- GIVEN INFORMATION

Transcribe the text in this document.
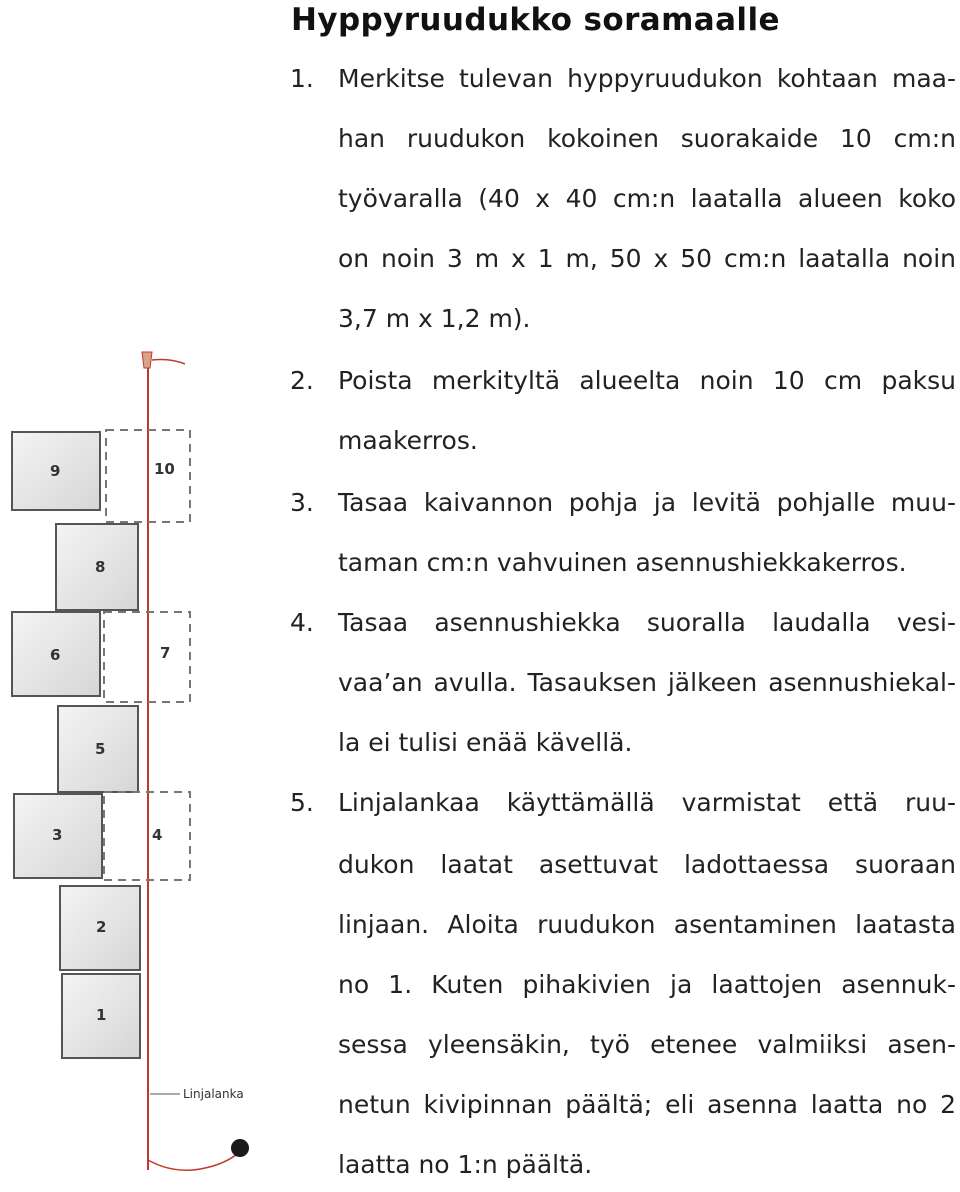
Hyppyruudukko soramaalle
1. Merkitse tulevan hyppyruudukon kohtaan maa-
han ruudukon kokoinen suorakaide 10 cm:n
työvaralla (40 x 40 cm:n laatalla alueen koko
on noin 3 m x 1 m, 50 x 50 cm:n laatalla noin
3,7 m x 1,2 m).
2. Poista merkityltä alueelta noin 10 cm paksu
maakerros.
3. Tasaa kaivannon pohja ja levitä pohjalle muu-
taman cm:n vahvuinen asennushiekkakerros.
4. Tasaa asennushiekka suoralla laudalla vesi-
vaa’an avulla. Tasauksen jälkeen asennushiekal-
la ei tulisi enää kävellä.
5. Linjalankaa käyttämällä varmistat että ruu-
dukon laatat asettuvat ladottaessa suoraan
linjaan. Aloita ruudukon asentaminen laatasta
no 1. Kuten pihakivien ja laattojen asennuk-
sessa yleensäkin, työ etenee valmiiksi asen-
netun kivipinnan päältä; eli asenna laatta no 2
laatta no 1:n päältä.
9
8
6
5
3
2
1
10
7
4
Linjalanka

- GIVEN REQUEST
Write out each line again precisely as it appears, skipping every picture.

- SOLUTION TO THIS EXERCISE
Transcribe the text in this document.
Hyppyruudukko soramaalle
1. Merkitse tulevan hyppyruudukon kohtaan maa-
han ruudukon kokoinen suorakaide 10 cm:n
työvaralla (40 x 40 cm:n laatalla alueen koko
on noin 3 m x 1 m, 50 x 50 cm:n laatalla noin
3,7 m x 1,2 m).
2. Poista merkityltä alueelta noin 10 cm paksu
maakerros.
3. Tasaa kaivannon pohja ja levitä pohjalle muu-
taman cm:n vahvuinen asennushiekkakerros.
4. Tasaa asennushiekka suoralla laudalla vesi-
vaa’an avulla. Tasauksen jälkeen asennushiekal-
la ei tulisi enää kävellä.
5. Linjalankaa käyttämällä varmistat että ruu-
dukon laatat asettuvat ladottaessa suoraan
linjaan. Aloita ruudukon asentaminen laatasta
no 1. Kuten pihakivien ja laattojen asennuk-
sessa yleensäkin, työ etenee valmiiksi asen-
netun kivipinnan päältä; eli asenna laatta no 2
laatta no 1:n päältä.
9
8
6
5
3
2
1
10
7
4
Linjalanka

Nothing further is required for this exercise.